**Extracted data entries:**
════════════════
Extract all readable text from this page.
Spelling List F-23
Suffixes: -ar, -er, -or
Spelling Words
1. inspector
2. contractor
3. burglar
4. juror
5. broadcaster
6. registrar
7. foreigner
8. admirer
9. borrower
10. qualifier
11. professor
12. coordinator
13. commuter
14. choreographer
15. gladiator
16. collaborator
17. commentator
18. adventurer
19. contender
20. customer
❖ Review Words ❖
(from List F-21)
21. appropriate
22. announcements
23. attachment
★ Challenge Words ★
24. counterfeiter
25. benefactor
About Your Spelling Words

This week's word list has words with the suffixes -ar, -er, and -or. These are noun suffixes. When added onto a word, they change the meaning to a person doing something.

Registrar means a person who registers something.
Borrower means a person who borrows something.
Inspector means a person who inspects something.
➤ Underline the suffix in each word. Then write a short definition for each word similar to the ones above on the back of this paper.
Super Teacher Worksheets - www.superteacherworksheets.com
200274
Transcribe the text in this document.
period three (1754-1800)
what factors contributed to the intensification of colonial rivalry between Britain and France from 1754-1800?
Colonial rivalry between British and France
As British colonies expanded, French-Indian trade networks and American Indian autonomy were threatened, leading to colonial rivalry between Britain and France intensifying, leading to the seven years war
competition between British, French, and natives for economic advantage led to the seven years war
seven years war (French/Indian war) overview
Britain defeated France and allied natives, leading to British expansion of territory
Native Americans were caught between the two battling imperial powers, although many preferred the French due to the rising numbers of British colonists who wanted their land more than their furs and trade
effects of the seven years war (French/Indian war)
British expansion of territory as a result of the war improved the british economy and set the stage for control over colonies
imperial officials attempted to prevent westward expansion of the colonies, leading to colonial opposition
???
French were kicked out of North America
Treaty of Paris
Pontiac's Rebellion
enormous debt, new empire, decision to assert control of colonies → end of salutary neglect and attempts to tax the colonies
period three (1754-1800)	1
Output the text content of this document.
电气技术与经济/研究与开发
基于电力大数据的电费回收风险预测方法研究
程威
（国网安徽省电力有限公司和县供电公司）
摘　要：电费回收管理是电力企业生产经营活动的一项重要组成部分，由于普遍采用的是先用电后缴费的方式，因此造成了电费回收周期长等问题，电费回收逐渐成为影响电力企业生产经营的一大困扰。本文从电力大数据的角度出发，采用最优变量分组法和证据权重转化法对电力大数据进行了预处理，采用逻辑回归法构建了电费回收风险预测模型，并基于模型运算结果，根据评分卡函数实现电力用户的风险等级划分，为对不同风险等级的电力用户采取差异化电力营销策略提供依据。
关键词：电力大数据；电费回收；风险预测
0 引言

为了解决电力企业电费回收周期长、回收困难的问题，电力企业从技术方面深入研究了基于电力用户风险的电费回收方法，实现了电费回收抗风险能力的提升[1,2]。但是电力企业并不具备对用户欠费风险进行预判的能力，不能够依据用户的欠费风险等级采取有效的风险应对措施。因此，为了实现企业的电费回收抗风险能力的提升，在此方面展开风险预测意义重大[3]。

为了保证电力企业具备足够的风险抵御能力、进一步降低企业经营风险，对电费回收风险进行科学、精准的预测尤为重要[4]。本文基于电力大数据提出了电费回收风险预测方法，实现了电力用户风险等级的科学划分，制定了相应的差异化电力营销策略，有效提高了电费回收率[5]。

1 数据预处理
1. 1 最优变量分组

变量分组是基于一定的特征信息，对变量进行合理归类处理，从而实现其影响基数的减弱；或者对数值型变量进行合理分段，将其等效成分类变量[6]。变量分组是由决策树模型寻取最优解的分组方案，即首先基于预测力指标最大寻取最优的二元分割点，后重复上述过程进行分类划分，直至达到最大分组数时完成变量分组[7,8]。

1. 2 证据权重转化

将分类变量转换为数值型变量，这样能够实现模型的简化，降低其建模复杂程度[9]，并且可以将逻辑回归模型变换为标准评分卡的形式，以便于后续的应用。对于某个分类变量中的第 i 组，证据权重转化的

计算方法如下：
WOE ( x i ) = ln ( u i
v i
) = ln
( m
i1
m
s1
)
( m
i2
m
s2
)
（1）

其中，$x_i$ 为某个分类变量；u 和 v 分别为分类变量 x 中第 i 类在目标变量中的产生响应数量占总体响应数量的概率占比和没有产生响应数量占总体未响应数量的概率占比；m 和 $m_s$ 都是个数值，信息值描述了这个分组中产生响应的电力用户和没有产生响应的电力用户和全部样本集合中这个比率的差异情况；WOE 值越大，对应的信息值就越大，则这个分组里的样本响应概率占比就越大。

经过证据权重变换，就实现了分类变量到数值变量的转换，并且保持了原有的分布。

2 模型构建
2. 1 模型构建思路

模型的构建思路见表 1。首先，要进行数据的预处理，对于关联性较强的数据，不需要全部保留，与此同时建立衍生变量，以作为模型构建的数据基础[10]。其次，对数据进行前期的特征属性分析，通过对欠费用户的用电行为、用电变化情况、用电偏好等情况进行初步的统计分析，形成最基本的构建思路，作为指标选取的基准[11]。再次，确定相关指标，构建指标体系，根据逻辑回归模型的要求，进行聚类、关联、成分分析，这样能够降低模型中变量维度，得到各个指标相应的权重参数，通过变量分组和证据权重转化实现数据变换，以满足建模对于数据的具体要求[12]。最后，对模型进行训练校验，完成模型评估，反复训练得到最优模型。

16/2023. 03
════════════════
**Problem:** Check each line of the records for the string "British" and state how many lines contain it. Give only the number.

**Solved problem:** 6